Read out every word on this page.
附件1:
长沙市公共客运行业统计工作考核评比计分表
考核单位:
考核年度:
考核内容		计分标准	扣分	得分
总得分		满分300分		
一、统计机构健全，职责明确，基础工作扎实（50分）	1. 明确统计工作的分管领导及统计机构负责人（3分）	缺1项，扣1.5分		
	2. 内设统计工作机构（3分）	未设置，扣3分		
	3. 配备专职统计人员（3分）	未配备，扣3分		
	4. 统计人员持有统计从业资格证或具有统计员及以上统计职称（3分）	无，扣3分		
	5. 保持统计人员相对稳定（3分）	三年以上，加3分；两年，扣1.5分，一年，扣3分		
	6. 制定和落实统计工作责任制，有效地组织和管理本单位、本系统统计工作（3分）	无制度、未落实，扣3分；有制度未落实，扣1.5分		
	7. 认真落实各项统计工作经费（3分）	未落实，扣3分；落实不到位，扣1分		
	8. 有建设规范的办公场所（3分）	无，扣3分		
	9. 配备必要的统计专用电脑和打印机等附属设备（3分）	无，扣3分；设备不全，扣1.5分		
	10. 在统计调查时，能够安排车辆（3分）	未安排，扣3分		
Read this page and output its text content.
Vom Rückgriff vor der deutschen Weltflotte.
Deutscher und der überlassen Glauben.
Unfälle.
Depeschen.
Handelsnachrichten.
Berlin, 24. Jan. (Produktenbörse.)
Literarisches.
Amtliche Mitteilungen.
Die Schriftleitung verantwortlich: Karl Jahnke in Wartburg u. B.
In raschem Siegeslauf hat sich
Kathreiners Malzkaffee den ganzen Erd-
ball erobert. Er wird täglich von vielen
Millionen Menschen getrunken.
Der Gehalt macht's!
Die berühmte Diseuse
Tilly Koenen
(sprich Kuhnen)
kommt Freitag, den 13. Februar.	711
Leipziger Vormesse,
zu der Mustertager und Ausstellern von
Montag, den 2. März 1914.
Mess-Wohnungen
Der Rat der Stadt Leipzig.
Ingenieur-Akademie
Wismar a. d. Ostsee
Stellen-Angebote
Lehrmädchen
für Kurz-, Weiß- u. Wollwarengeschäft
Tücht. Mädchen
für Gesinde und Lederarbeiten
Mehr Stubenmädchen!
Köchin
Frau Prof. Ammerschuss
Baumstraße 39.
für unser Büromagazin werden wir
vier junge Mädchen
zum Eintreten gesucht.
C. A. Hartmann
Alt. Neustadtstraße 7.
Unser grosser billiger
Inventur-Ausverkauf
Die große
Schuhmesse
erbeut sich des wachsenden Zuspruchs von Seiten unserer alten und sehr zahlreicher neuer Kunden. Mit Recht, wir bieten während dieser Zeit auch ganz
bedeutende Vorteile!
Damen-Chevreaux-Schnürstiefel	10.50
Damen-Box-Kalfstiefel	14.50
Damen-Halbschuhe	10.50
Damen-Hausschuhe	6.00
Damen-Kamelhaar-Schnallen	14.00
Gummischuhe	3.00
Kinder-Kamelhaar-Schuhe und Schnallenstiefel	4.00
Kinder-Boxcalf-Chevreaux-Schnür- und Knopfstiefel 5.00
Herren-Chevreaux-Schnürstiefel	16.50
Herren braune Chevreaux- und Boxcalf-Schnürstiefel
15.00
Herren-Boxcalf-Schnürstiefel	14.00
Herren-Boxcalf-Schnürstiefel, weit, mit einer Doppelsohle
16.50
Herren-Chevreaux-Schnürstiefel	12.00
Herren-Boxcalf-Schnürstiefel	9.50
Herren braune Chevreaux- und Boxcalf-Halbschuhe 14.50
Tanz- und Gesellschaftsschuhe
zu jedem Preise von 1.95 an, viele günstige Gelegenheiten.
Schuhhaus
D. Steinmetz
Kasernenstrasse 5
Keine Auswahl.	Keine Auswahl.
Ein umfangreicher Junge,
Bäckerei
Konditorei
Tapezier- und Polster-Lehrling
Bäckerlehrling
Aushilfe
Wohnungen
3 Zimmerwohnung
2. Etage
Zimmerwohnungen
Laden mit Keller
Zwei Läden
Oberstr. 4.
------------------------------
__WORK TO DO__:
Find how many lines in the listing hold "Kinder", and reply with that number only.

__WORKED ANSWER__:
2